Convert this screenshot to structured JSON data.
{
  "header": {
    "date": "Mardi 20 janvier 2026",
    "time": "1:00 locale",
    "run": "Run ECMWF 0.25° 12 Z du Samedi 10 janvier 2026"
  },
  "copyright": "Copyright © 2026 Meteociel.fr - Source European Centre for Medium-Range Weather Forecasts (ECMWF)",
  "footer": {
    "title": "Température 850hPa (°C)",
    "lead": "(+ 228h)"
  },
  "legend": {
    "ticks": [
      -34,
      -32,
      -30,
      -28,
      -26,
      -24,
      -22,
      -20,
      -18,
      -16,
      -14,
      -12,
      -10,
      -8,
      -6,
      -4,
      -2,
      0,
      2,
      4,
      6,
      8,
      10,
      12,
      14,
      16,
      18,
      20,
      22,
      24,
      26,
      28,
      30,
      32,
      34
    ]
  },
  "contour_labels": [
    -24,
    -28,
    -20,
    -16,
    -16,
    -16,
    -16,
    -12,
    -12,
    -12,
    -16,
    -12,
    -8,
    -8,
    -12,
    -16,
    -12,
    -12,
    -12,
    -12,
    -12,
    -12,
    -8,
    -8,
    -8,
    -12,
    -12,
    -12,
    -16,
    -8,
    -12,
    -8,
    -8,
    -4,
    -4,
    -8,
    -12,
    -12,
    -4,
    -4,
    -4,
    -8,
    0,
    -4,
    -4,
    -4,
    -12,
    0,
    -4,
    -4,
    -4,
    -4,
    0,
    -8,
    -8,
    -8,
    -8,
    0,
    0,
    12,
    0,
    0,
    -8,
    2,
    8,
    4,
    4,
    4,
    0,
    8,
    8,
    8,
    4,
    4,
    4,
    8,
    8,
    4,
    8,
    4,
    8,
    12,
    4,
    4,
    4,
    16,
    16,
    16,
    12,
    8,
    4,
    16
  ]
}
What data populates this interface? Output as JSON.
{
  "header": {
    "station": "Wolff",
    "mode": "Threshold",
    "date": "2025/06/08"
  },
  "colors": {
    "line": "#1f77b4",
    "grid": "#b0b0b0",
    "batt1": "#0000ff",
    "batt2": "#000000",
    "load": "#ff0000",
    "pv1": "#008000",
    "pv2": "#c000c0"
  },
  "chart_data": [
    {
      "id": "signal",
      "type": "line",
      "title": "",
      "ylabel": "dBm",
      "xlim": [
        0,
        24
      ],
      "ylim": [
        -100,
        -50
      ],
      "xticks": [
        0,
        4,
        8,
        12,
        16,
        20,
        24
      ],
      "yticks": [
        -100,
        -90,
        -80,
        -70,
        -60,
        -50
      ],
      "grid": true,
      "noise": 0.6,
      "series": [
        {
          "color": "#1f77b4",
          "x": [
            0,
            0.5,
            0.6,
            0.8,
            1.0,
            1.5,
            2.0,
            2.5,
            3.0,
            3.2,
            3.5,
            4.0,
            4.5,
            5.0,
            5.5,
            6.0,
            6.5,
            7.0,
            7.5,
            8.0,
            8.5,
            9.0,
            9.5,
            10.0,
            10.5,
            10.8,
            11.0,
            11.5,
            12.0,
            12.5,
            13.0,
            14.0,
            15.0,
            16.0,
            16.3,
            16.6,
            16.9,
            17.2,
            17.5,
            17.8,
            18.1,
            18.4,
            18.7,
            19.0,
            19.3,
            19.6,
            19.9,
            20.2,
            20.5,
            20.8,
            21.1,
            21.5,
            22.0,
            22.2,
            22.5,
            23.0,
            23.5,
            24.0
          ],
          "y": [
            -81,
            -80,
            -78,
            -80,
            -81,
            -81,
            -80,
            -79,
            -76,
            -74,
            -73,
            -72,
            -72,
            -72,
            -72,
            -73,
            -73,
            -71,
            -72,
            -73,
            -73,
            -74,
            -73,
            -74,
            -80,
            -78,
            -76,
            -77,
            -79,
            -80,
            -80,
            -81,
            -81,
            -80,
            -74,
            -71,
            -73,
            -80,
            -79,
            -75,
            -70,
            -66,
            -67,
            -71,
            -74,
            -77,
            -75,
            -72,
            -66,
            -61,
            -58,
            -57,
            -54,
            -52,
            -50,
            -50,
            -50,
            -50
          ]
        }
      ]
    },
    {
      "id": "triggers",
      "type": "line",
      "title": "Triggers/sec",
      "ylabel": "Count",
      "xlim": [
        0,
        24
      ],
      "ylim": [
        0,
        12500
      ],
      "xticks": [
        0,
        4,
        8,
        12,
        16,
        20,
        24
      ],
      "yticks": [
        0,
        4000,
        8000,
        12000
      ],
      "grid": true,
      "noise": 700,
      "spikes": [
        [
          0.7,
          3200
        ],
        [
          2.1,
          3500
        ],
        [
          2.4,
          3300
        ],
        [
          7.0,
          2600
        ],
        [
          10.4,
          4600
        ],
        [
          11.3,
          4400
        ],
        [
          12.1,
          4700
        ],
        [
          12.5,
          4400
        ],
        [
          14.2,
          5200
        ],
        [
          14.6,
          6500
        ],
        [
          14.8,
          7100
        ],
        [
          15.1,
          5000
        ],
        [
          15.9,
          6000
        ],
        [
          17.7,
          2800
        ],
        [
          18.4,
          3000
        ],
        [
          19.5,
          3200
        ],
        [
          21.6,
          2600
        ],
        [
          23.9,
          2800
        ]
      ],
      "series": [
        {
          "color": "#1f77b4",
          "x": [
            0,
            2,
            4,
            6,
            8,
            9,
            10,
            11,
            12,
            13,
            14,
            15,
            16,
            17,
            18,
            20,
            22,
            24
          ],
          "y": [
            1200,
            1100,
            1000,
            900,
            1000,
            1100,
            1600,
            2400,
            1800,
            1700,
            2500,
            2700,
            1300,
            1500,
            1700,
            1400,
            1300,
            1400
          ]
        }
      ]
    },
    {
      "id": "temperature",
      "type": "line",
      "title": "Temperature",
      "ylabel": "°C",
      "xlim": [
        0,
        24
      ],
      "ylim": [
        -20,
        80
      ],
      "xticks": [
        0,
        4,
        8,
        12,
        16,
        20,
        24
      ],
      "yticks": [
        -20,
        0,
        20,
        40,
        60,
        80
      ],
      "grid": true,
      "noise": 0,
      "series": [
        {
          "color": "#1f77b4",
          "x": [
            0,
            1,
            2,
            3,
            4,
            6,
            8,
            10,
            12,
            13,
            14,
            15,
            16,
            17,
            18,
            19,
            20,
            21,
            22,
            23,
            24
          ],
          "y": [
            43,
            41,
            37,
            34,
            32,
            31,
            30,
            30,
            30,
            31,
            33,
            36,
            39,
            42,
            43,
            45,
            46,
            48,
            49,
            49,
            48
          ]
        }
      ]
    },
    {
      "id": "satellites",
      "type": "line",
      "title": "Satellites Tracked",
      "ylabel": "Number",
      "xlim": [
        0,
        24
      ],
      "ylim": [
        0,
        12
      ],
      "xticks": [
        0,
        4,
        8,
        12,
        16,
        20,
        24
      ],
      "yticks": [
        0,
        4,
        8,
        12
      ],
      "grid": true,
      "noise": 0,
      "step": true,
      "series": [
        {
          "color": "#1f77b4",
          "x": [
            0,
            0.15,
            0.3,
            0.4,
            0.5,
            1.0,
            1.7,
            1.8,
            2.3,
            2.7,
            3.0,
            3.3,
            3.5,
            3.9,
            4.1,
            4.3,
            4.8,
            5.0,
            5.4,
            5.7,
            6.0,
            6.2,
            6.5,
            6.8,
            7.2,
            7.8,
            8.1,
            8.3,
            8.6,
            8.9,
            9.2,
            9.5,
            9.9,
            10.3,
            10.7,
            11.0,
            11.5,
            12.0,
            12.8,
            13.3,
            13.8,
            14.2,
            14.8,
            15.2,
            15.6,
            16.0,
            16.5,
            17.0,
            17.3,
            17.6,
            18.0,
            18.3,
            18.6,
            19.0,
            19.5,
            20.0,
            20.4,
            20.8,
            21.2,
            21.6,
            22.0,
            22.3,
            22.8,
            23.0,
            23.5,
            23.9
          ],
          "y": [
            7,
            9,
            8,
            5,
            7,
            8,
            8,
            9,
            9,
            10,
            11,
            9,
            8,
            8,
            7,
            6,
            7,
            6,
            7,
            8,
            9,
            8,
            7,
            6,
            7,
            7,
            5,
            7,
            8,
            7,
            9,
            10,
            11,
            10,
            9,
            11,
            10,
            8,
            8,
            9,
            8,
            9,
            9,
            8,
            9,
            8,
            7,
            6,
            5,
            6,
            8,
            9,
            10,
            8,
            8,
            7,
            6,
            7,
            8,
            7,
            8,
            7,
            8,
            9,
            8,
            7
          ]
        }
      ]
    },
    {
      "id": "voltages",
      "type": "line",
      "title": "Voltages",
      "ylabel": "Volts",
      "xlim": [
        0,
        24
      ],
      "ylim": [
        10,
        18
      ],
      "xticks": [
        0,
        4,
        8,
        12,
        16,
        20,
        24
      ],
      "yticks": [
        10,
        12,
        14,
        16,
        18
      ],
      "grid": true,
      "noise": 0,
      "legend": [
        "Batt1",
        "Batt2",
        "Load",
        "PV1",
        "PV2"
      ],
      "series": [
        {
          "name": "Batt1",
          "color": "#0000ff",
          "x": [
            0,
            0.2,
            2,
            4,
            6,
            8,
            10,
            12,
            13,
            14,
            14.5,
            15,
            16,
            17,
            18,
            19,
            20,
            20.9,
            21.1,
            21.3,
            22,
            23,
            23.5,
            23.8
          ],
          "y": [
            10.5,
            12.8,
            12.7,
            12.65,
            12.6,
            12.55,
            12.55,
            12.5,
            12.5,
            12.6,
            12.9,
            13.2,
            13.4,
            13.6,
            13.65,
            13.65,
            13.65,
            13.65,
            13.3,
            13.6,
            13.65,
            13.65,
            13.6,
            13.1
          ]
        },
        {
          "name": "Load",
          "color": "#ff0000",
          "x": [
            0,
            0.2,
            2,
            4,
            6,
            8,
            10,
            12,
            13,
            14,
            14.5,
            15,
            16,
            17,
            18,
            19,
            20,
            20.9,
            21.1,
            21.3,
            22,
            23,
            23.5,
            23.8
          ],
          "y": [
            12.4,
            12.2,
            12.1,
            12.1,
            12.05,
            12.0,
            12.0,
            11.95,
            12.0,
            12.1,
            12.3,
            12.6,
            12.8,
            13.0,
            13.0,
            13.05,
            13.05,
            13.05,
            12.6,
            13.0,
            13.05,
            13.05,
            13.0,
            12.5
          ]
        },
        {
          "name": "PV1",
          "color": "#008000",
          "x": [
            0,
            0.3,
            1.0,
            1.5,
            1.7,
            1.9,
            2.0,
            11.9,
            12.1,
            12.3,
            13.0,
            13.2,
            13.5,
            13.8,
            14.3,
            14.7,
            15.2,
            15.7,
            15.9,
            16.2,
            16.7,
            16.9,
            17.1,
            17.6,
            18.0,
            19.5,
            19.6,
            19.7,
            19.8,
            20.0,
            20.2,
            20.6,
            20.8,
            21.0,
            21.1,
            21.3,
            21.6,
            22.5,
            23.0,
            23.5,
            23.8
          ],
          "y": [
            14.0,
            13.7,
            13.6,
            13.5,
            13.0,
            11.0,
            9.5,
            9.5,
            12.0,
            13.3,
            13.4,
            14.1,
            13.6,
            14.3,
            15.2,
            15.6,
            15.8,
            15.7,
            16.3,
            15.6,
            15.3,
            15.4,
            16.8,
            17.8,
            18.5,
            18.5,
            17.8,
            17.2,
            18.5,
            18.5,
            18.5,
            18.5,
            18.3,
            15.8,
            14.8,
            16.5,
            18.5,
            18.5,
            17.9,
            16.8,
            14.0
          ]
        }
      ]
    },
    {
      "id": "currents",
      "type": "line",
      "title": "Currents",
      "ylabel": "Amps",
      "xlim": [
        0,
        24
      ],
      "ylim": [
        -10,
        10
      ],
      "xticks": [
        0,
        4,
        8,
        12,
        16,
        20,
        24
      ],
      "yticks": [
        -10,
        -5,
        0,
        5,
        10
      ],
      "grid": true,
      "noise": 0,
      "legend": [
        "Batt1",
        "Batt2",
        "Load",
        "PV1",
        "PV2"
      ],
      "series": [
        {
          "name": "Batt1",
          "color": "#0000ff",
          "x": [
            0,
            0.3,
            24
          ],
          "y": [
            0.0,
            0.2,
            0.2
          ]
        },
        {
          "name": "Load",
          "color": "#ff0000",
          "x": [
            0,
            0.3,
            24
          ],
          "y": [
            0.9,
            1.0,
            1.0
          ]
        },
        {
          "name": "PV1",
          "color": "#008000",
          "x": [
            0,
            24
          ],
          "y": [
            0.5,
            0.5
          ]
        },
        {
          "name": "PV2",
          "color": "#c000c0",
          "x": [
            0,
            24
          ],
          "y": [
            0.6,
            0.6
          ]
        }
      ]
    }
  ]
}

------

**DIRECTIONS FOR THIS TASK:**
Collect the complete line wherever the string "title" appears in the records.

**WORKED SOLUTION:**
    "title": "Température 850hPa (°C)",
      "title": "",
      "title": "Triggers/sec",
      "title": "Temperature",
      "title": "Satellites Tracked",
      "title": "Voltages",
      "title": "Currents",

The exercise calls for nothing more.